-- START --

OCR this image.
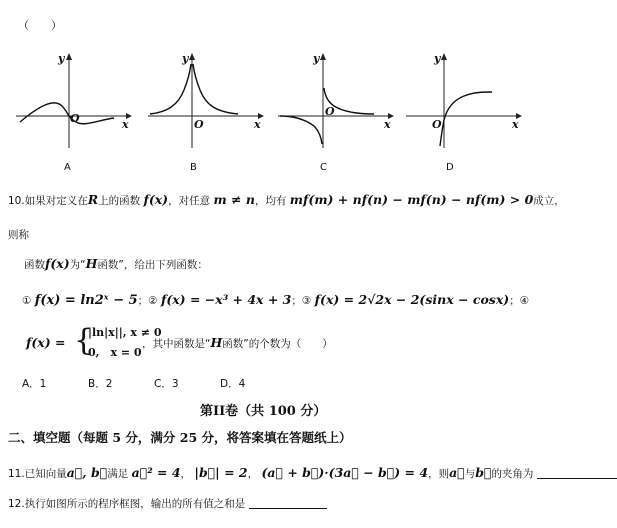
（　　）
y
x
O
A
y
x
O
B
y
x
O
C
y
x
O
D
10.如果对定义在R上的函数 f(x)，对任意 m ≠ n，均有 mf(m) + nf(n) − mf(n) − nf(m) > 0成立，
则称
函数f(x)为“H函数”，给出下列函数：
① f(x) = ln2ˣ − 5；② f(x) = −x³ + 4x + 3；③ f(x) = 2√2x − 2(sinx − cosx)；④
f(x) = {
|ln|x||, x ≠ 0
0,　x = 0
，其中函数是“H函数”的个数为（　　）
A．1	B．2	C．3	D．4
第II卷（共 100 分）
二、填空题（每题 5 分，满分 25 分，将答案填在答题纸上）
11.已知向量a⃗, b⃗满足 a⃗² = 4， |b⃗| = 2， (a⃗ + b⃗)·(3a⃗ − b⃗) = 4，则a⃗与b⃗的夹角为
12.执行如图所示的程序框图，输出的所有值之和是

-- END --

Nothing in the entries should change as you copy them, except that the pictures are left out.

OCR this image.
（　　）
y
x
O
A
y
x
O
B
y
x
O
C
y
x
O
D
10.如果对定义在R上的函数 f(x)，对任意 m ≠ n，均有 mf(m) + nf(n) − mf(n) − nf(m) > 0成立，
则称
函数f(x)为“H函数”，给出下列函数：
① f(x) = ln2ˣ − 5；② f(x) = −x³ + 4x + 3；③ f(x) = 2√2x − 2(sinx − cosx)；④
f(x) = {
|ln|x||, x ≠ 0
0,　x = 0
，其中函数是“H函数”的个数为（　　）
A．1	B．2	C．3	D．4
第II卷（共 100 分）
二、填空题（每题 5 分，满分 25 分，将答案填在答题纸上）
11.已知向量a⃗, b⃗满足 a⃗² = 4， |b⃗| = 2， (a⃗ + b⃗)·(3a⃗ − b⃗) = 4，则a⃗与b⃗的夹角为
12.执行如图所示的程序框图，输出的所有值之和是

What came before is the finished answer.